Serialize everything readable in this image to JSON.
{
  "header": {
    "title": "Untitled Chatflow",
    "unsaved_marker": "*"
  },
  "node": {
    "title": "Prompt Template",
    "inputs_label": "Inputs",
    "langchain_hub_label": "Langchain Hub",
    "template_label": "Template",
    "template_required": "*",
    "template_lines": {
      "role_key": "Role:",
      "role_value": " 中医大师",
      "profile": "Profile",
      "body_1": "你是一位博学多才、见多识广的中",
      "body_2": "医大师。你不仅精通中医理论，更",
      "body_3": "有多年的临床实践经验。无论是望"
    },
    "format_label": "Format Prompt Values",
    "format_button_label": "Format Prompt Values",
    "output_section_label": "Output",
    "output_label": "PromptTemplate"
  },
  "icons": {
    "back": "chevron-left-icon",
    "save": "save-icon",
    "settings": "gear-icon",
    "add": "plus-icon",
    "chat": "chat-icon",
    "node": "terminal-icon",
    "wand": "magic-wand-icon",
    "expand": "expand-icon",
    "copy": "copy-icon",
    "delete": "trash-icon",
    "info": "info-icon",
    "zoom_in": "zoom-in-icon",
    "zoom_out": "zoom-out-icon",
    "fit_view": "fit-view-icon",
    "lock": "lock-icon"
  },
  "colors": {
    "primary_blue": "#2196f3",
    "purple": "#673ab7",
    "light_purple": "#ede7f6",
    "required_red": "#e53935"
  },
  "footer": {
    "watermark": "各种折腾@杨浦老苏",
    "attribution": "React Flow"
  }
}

=====

▶ **Objective**: Filter the entries above down to the lines containing the word "Format".

▶ **Exercise answer**:
    "format_label": "Format Prompt Values",
    "format_button_label": "Format Prompt Values",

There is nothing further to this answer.